→ **DO THIS**
Your task is to repeat all of the material exactly.

→ **RECORDS TO PROCESS**
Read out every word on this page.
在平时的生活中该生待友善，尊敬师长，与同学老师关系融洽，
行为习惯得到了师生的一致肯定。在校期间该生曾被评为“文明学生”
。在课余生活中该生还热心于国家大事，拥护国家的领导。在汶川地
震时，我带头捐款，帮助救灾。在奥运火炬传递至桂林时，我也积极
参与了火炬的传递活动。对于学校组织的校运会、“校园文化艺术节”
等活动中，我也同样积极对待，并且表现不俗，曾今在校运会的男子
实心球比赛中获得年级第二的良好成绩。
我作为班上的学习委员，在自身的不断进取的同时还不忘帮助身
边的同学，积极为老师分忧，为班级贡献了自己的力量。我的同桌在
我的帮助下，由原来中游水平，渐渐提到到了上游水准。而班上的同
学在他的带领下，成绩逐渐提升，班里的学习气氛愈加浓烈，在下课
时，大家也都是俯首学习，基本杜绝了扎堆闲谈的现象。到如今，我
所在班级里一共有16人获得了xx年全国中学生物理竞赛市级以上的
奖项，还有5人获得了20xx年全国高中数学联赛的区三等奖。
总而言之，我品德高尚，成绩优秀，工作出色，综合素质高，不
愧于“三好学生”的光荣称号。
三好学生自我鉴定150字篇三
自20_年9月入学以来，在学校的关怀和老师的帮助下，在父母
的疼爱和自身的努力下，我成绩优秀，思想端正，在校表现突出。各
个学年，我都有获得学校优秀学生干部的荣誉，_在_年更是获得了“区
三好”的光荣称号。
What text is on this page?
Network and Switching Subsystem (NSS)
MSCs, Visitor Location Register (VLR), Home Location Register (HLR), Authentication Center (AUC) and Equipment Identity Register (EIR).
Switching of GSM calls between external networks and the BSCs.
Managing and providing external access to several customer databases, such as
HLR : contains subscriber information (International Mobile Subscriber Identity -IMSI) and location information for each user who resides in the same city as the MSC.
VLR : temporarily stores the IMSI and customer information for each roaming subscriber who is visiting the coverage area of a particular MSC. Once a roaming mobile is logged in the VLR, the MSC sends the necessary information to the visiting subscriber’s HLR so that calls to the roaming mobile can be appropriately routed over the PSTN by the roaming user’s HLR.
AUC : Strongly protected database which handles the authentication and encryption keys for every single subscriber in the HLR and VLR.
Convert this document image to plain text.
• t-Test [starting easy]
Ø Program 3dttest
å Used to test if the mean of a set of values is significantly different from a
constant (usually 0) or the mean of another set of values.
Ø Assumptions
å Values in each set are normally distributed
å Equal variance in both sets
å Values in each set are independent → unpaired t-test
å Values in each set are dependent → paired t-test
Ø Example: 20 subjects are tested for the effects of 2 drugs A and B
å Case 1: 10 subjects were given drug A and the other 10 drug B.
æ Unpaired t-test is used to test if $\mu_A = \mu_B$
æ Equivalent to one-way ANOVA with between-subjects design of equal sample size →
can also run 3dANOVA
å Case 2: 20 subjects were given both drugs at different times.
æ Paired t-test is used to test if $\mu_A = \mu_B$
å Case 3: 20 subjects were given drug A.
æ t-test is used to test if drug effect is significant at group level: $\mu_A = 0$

→ **RESULT OF THE EXERCISE**
Read out every word on this page.
在平时的生活中该生待友善，尊敬师长，与同学老师关系融洽，
行为习惯得到了师生的一致肯定。在校期间该生曾被评为“文明学生”
。在课余生活中该生还热心于国家大事，拥护国家的领导。在汶川地
震时，我带头捐款，帮助救灾。在奥运火炬传递至桂林时，我也积极
参与了火炬的传递活动。对于学校组织的校运会、“校园文化艺术节”
等活动中，我也同样积极对待，并且表现不俗，曾今在校运会的男子
实心球比赛中获得年级第二的良好成绩。
我作为班上的学习委员，在自身的不断进取的同时还不忘帮助身
边的同学，积极为老师分忧，为班级贡献了自己的力量。我的同桌在
我的帮助下，由原来中游水平，渐渐提到到了上游水准。而班上的同
学在他的带领下，成绩逐渐提升，班里的学习气氛愈加浓烈，在下课
时，大家也都是俯首学习，基本杜绝了扎堆闲谈的现象。到如今，我
所在班级里一共有16人获得了xx年全国中学生物理竞赛市级以上的
奖项，还有5人获得了20xx年全国高中数学联赛的区三等奖。
总而言之，我品德高尚，成绩优秀，工作出色，综合素质高，不
愧于“三好学生”的光荣称号。
三好学生自我鉴定150字篇三
自20_年9月入学以来，在学校的关怀和老师的帮助下，在父母
的疼爱和自身的努力下，我成绩优秀，思想端正，在校表现突出。各
个学年，我都有获得学校优秀学生干部的荣誉，_在_年更是获得了“区
三好”的光荣称号。
What text is on this page?
Network and Switching Subsystem (NSS)
MSCs, Visitor Location Register (VLR), Home Location Register (HLR), Authentication Center (AUC) and Equipment Identity Register (EIR).
Switching of GSM calls between external networks and the BSCs.
Managing and providing external access to several customer databases, such as
HLR : contains subscriber information (International Mobile Subscriber Identity -IMSI) and location information for each user who resides in the same city as the MSC.
VLR : temporarily stores the IMSI and customer information for each roaming subscriber who is visiting the coverage area of a particular MSC. Once a roaming mobile is logged in the VLR, the MSC sends the necessary information to the visiting subscriber’s HLR so that calls to the roaming mobile can be appropriately routed over the PSTN by the roaming user’s HLR.
AUC : Strongly protected database which handles the authentication and encryption keys for every single subscriber in the HLR and VLR.
Convert this document image to plain text.
• t-Test [starting easy]
Ø Program 3dttest
å Used to test if the mean of a set of values is significantly different from a
constant (usually 0) or the mean of another set of values.
Ø Assumptions
å Values in each set are normally distributed
å Equal variance in both sets
å Values in each set are independent → unpaired t-test
å Values in each set are dependent → paired t-test
Ø Example: 20 subjects are tested for the effects of 2 drugs A and B
å Case 1: 10 subjects were given drug A and the other 10 drug B.
æ Unpaired t-test is used to test if $\mu_A = \mu_B$
æ Equivalent to one-way ANOVA with between-subjects design of equal sample size →
can also run 3dANOVA
å Case 2: 20 subjects were given both drugs at different times.
æ Paired t-test is used to test if $\mu_A = \mu_B$
å Case 3: 20 subjects were given drug A.
æ t-test is used to test if drug effect is significant at group level: $\mu_A = 0$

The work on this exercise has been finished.